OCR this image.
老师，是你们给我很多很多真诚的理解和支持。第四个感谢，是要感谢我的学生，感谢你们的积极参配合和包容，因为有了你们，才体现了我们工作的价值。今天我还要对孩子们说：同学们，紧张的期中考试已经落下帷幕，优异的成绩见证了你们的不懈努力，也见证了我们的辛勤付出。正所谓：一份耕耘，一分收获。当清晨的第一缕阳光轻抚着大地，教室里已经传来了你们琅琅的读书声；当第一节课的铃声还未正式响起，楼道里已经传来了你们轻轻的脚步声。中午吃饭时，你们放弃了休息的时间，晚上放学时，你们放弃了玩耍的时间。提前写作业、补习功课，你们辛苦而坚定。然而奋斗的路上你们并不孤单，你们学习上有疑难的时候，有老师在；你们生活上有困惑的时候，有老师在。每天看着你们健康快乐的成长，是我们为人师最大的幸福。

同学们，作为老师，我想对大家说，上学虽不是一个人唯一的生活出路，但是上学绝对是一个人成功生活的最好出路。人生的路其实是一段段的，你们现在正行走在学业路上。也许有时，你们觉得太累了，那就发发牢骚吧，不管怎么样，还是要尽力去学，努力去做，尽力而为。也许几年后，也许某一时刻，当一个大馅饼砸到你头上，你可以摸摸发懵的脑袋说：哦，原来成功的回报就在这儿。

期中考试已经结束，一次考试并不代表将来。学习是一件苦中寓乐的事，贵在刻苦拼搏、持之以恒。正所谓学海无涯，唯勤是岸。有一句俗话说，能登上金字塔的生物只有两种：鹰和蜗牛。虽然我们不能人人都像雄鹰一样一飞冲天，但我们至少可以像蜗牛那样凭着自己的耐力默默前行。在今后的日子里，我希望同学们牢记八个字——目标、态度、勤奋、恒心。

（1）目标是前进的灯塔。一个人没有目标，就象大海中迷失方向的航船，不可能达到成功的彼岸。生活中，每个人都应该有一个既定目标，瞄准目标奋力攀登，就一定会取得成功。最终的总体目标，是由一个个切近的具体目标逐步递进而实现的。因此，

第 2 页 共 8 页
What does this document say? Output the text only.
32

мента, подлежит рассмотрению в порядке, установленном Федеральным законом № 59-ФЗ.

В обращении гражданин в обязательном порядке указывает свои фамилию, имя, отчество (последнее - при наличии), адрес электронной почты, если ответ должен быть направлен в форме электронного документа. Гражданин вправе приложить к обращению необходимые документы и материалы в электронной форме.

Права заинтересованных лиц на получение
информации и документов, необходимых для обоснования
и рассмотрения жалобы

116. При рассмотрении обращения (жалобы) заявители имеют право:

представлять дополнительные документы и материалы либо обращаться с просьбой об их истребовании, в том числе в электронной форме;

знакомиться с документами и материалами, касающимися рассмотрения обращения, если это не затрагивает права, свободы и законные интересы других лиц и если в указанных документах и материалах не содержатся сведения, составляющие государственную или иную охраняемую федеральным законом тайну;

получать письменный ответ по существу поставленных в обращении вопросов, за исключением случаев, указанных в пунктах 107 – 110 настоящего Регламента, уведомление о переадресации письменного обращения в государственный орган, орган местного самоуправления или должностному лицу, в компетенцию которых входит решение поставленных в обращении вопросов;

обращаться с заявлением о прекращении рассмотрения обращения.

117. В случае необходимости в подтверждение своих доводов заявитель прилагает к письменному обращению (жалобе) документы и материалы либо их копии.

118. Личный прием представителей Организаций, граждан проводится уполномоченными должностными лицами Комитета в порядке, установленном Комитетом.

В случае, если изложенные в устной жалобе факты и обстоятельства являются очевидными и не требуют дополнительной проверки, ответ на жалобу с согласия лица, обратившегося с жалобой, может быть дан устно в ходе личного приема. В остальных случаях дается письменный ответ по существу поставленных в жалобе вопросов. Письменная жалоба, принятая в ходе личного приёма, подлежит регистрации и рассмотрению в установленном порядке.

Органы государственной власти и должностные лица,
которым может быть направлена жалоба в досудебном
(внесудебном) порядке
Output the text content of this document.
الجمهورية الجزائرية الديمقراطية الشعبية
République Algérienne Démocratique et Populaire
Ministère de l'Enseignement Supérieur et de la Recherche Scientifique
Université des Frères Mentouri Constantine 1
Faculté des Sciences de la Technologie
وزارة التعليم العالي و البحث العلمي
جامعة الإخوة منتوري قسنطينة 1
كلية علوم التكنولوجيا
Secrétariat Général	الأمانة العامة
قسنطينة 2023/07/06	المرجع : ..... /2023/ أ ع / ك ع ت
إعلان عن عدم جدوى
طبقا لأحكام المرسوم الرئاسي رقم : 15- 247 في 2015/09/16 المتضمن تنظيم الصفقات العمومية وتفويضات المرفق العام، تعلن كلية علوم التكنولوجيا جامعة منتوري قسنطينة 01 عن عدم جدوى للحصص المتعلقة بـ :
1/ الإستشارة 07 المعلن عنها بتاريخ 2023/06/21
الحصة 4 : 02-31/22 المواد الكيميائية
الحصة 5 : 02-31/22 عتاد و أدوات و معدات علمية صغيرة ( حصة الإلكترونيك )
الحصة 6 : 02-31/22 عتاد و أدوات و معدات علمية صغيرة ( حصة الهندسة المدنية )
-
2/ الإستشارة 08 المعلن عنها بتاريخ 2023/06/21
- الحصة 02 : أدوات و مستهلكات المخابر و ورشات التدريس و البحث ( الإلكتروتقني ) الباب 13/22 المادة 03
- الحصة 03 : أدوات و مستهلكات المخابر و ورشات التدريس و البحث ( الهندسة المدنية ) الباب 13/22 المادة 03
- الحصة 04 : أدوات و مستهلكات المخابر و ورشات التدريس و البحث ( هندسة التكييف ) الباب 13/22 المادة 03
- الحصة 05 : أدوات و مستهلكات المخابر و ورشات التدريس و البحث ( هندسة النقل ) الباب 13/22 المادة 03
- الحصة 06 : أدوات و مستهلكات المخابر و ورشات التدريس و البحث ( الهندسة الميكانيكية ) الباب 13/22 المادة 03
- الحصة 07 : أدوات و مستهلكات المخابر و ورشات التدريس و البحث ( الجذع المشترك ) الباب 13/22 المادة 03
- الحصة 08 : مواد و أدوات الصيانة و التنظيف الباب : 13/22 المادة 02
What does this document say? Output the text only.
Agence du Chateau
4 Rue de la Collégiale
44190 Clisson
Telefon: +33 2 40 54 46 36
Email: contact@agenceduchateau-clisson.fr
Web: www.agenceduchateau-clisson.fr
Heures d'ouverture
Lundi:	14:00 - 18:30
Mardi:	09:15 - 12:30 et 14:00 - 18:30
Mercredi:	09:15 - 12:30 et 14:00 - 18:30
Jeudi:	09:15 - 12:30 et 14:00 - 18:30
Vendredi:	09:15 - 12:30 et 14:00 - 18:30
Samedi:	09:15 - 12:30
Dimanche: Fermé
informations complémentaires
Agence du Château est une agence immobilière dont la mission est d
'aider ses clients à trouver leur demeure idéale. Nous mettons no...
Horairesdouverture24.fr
=====
How many lines in the records above contain the word "обращения"? Give only the number.

▶ **Full solution**
4